- Work instructions -
The listing below should be copied in full, word for word.

- Dataset entries -
━━━━━━

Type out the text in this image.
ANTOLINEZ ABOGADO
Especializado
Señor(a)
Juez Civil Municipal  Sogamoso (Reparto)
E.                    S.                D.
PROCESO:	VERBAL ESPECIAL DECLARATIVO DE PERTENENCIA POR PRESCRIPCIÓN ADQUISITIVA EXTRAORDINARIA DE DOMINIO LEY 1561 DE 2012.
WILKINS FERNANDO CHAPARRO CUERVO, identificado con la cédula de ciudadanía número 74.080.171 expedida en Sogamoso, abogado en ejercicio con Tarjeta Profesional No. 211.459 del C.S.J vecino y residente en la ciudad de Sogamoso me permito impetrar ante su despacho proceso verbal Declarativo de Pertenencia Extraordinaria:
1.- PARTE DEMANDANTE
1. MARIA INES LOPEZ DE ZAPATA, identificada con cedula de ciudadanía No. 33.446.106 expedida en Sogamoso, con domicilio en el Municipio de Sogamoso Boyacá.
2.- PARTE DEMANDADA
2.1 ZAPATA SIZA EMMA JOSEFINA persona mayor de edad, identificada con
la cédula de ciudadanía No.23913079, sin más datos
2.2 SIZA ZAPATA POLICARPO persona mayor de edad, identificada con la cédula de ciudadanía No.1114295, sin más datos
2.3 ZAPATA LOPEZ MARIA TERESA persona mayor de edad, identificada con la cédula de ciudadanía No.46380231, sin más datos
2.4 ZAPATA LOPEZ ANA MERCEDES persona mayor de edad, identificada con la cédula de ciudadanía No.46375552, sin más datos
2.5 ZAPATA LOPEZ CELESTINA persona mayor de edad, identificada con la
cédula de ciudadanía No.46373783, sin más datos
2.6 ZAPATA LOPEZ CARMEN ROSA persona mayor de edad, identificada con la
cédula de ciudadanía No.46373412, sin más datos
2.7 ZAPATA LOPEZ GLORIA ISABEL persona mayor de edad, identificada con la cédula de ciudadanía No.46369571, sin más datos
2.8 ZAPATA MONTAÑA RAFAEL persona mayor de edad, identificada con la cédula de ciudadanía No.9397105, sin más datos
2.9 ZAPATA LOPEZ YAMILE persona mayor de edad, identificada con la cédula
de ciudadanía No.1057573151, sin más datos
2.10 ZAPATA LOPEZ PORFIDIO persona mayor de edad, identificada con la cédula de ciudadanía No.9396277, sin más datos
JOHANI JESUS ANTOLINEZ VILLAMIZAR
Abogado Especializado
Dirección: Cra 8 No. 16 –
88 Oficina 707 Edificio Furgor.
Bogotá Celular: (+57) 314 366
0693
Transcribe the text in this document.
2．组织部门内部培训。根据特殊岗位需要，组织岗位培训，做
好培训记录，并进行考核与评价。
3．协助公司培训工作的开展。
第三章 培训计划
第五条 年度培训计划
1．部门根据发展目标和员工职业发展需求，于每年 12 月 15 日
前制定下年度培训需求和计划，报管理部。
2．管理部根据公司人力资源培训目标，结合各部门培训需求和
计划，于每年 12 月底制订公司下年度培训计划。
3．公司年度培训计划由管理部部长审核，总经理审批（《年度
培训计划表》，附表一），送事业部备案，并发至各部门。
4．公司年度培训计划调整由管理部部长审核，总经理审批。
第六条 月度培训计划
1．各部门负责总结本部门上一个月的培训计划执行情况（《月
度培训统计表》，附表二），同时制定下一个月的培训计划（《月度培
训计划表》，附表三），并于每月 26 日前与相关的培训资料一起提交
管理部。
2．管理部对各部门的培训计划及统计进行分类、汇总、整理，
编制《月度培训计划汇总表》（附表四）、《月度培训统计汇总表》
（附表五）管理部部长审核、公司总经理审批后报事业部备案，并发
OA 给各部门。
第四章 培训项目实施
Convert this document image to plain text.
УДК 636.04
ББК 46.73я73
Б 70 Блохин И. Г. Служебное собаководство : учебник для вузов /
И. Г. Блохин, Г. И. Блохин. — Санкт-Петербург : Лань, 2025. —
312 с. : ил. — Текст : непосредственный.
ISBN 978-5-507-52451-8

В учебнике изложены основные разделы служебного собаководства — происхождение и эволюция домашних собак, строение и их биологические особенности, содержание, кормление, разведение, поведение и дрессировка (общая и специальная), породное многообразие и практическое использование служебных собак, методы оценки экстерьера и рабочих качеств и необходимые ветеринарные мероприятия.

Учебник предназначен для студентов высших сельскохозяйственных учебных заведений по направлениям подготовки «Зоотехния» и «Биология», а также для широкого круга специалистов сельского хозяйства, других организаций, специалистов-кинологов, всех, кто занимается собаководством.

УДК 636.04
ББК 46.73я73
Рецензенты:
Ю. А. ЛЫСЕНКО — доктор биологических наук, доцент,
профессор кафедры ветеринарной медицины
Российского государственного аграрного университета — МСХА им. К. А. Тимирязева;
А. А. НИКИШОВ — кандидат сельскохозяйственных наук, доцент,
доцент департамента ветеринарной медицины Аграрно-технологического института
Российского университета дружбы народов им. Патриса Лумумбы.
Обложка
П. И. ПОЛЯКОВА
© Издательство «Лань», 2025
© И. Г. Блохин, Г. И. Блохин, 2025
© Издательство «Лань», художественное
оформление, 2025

━━━━━━

- Answer to the exercise -
Type out the text in this image.
ANTOLINEZ ABOGADO
Especializado
Señor(a)
Juez Civil Municipal  Sogamoso (Reparto)
E.                    S.                D.
PROCESO:	VERBAL ESPECIAL DECLARATIVO DE PERTENENCIA POR PRESCRIPCIÓN ADQUISITIVA EXTRAORDINARIA DE DOMINIO LEY 1561 DE 2012.
WILKINS FERNANDO CHAPARRO CUERVO, identificado con la cédula de ciudadanía número 74.080.171 expedida en Sogamoso, abogado en ejercicio con Tarjeta Profesional No. 211.459 del C.S.J vecino y residente en la ciudad de Sogamoso me permito impetrar ante su despacho proceso verbal Declarativo de Pertenencia Extraordinaria:
1.- PARTE DEMANDANTE
1. MARIA INES LOPEZ DE ZAPATA, identificada con cedula de ciudadanía No. 33.446.106 expedida en Sogamoso, con domicilio en el Municipio de Sogamoso Boyacá.
2.- PARTE DEMANDADA
2.1 ZAPATA SIZA EMMA JOSEFINA persona mayor de edad, identificada con
la cédula de ciudadanía No.23913079, sin más datos
2.2 SIZA ZAPATA POLICARPO persona mayor de edad, identificada con la cédula de ciudadanía No.1114295, sin más datos
2.3 ZAPATA LOPEZ MARIA TERESA persona mayor de edad, identificada con la cédula de ciudadanía No.46380231, sin más datos
2.4 ZAPATA LOPEZ ANA MERCEDES persona mayor de edad, identificada con la cédula de ciudadanía No.46375552, sin más datos
2.5 ZAPATA LOPEZ CELESTINA persona mayor de edad, identificada con la
cédula de ciudadanía No.46373783, sin más datos
2.6 ZAPATA LOPEZ CARMEN ROSA persona mayor de edad, identificada con la
cédula de ciudadanía No.46373412, sin más datos
2.7 ZAPATA LOPEZ GLORIA ISABEL persona mayor de edad, identificada con la cédula de ciudadanía No.46369571, sin más datos
2.8 ZAPATA MONTAÑA RAFAEL persona mayor de edad, identificada con la cédula de ciudadanía No.9397105, sin más datos
2.9 ZAPATA LOPEZ YAMILE persona mayor de edad, identificada con la cédula
de ciudadanía No.1057573151, sin más datos
2.10 ZAPATA LOPEZ PORFIDIO persona mayor de edad, identificada con la cédula de ciudadanía No.9396277, sin más datos
JOHANI JESUS ANTOLINEZ VILLAMIZAR
Abogado Especializado
Dirección: Cra 8 No. 16 –
88 Oficina 707 Edificio Furgor.
Bogotá Celular: (+57) 314 366
0693
Transcribe the text in this document.
2．组织部门内部培训。根据特殊岗位需要，组织岗位培训，做
好培训记录，并进行考核与评价。
3．协助公司培训工作的开展。
第三章 培训计划
第五条 年度培训计划
1．部门根据发展目标和员工职业发展需求，于每年 12 月 15 日
前制定下年度培训需求和计划，报管理部。
2．管理部根据公司人力资源培训目标，结合各部门培训需求和
计划，于每年 12 月底制订公司下年度培训计划。
3．公司年度培训计划由管理部部长审核，总经理审批（《年度
培训计划表》，附表一），送事业部备案，并发至各部门。
4．公司年度培训计划调整由管理部部长审核，总经理审批。
第六条 月度培训计划
1．各部门负责总结本部门上一个月的培训计划执行情况（《月
度培训统计表》，附表二），同时制定下一个月的培训计划（《月度培
训计划表》，附表三），并于每月 26 日前与相关的培训资料一起提交
管理部。
2．管理部对各部门的培训计划及统计进行分类、汇总、整理，
编制《月度培训计划汇总表》（附表四）、《月度培训统计汇总表》
（附表五）管理部部长审核、公司总经理审批后报事业部备案，并发
OA 给各部门。
第四章 培训项目实施
Convert this document image to plain text.
УДК 636.04
ББК 46.73я73
Б 70 Блохин И. Г. Служебное собаководство : учебник для вузов /
И. Г. Блохин, Г. И. Блохин. — Санкт-Петербург : Лань, 2025. —
312 с. : ил. — Текст : непосредственный.
ISBN 978-5-507-52451-8

В учебнике изложены основные разделы служебного собаководства — происхождение и эволюция домашних собак, строение и их биологические особенности, содержание, кормление, разведение, поведение и дрессировка (общая и специальная), породное многообразие и практическое использование служебных собак, методы оценки экстерьера и рабочих качеств и необходимые ветеринарные мероприятия.

Учебник предназначен для студентов высших сельскохозяйственных учебных заведений по направлениям подготовки «Зоотехния» и «Биология», а также для широкого круга специалистов сельского хозяйства, других организаций, специалистов-кинологов, всех, кто занимается собаководством.

УДК 636.04
ББК 46.73я73
Рецензенты:
Ю. А. ЛЫСЕНКО — доктор биологических наук, доцент,
профессор кафедры ветеринарной медицины
Российского государственного аграрного университета — МСХА им. К. А. Тимирязева;
А. А. НИКИШОВ — кандидат сельскохозяйственных наук, доцент,
доцент департамента ветеринарной медицины Аграрно-технологического института
Российского университета дружбы народов им. Патриса Лумумбы.
Обложка
П. И. ПОЛЯКОВА
© Издательство «Лань», 2025
© И. Г. Блохин, Г. И. Блохин, 2025
© Издательство «Лань», художественное
оформление, 2025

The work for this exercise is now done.